Isolate every line in the data with the string "giới" and copy it.

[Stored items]
▬▬▬
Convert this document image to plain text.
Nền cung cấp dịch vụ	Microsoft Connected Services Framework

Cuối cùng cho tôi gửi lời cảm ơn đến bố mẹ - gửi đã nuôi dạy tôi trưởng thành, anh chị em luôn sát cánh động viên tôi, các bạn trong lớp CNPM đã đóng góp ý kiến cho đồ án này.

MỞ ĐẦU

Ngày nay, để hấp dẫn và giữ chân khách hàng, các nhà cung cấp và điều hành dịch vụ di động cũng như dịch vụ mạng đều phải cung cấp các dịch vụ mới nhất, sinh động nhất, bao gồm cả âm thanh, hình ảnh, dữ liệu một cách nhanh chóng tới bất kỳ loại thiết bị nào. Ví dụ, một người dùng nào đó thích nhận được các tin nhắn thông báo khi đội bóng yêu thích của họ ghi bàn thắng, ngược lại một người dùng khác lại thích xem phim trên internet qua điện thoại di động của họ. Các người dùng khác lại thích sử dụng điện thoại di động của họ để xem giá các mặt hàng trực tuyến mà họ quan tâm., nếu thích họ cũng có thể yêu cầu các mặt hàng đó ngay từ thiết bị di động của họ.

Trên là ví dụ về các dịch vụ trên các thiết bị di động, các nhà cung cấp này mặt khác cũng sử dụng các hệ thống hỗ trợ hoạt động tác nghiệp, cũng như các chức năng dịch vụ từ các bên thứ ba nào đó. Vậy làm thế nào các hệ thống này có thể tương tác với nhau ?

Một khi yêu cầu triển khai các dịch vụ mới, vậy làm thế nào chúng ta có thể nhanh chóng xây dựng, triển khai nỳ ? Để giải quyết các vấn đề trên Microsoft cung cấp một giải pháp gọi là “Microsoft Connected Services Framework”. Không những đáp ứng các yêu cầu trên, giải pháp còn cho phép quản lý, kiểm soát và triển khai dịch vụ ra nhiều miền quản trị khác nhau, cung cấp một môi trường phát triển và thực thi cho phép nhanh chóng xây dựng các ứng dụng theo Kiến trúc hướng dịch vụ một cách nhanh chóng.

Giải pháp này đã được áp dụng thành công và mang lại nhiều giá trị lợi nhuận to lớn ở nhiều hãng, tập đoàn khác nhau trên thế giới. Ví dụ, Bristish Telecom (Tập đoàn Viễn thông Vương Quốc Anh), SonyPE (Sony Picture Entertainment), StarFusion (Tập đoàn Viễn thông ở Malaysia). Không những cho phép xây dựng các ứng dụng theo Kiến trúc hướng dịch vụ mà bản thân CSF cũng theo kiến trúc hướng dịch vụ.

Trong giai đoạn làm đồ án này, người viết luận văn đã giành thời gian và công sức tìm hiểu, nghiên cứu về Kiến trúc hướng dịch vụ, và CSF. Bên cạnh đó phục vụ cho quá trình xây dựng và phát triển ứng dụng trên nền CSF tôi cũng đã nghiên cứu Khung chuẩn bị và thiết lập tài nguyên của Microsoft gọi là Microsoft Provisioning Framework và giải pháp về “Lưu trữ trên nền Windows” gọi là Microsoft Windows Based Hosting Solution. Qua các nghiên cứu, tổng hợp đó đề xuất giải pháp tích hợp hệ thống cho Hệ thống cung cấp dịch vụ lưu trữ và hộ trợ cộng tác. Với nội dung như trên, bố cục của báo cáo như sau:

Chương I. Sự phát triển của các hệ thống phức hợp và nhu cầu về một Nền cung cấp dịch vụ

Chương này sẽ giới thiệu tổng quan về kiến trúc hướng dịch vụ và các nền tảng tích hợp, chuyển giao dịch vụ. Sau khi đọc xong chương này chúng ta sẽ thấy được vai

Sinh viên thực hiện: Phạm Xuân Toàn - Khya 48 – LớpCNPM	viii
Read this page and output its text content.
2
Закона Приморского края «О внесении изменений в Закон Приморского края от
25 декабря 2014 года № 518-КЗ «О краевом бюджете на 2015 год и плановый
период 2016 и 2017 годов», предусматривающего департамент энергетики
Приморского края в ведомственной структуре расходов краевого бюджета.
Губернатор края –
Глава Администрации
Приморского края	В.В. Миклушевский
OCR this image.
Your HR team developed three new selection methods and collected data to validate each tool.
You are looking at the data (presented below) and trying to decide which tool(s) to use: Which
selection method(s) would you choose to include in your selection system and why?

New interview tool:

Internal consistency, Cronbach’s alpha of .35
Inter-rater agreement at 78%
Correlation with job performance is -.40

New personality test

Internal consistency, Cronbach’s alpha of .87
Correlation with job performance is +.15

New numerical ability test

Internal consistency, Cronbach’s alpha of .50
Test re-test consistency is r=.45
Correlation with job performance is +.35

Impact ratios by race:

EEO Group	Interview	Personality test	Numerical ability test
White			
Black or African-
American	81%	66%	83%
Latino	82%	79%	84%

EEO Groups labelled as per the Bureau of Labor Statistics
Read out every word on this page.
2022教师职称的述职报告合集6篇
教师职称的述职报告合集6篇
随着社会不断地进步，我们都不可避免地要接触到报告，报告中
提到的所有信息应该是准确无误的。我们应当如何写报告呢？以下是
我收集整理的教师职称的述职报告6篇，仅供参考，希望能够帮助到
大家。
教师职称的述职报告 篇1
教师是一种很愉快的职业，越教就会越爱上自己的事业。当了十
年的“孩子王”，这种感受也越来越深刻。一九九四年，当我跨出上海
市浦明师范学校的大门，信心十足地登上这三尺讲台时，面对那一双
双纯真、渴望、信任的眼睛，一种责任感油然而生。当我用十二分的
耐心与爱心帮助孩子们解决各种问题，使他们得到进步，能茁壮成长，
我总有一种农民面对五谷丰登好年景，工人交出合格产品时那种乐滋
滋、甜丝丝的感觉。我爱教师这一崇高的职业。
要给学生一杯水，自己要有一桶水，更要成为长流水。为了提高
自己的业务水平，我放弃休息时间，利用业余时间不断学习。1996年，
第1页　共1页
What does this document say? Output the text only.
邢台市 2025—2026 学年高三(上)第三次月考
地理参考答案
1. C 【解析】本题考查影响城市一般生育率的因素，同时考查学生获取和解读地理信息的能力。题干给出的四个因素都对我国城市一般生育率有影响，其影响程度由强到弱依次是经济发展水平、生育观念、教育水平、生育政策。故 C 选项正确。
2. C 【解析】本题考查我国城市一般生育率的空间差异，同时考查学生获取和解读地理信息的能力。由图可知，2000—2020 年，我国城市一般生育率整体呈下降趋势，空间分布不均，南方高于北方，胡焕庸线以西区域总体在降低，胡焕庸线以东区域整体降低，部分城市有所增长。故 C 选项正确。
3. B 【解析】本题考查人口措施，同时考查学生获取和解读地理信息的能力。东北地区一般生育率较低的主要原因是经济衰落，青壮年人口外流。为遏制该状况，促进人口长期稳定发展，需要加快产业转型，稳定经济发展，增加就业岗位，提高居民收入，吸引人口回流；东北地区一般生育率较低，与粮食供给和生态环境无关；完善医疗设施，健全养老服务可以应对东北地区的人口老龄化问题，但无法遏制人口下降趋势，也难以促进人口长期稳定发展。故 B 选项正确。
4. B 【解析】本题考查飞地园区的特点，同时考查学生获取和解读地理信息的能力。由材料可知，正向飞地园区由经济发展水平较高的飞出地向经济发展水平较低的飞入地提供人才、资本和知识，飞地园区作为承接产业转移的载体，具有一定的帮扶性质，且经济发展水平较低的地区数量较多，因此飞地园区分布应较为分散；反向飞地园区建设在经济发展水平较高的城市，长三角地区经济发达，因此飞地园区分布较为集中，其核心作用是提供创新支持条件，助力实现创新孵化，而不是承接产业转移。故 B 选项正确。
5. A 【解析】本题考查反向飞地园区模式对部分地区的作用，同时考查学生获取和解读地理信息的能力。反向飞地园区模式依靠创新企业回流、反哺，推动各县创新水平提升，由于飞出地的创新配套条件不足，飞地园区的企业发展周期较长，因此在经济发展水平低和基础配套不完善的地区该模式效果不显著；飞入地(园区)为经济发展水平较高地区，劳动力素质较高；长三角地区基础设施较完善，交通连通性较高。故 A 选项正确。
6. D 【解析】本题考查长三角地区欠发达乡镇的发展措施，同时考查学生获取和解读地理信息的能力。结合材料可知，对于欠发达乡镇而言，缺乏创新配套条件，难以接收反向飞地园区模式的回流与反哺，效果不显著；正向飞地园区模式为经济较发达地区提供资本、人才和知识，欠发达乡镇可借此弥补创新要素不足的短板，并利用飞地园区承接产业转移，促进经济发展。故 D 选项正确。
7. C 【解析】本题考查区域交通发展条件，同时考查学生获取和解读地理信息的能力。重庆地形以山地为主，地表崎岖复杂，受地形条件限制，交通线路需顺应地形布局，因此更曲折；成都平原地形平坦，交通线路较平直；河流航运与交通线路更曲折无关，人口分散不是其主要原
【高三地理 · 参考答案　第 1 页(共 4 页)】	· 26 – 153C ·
▬▬▬
Solution to the exercise:
Giải pháp này đã được áp dụng thành công và mang lại nhiều giá trị lợi nhuận to lớn ở nhiều hãng, tập đoàn khác nhau trên thế giới. Ví dụ, Bristish Telecom (Tập đoàn Viễn thông Vương Quốc Anh), SonyPE (Sony Picture Entertainment), StarFusion (Tập đoàn Viễn thông ở Malaysia). Không những cho phép xây dựng các ứng dụng theo Kiến trúc hướng dịch vụ mà bản thân CSF cũng theo kiến trúc hướng dịch vụ.
Chương này sẽ giới thiệu tổng quan về kiến trúc hướng dịch vụ và các nền tảng tích hợp, chuyển giao dịch vụ. Sau khi đọc xong chương này chúng ta sẽ thấy được vai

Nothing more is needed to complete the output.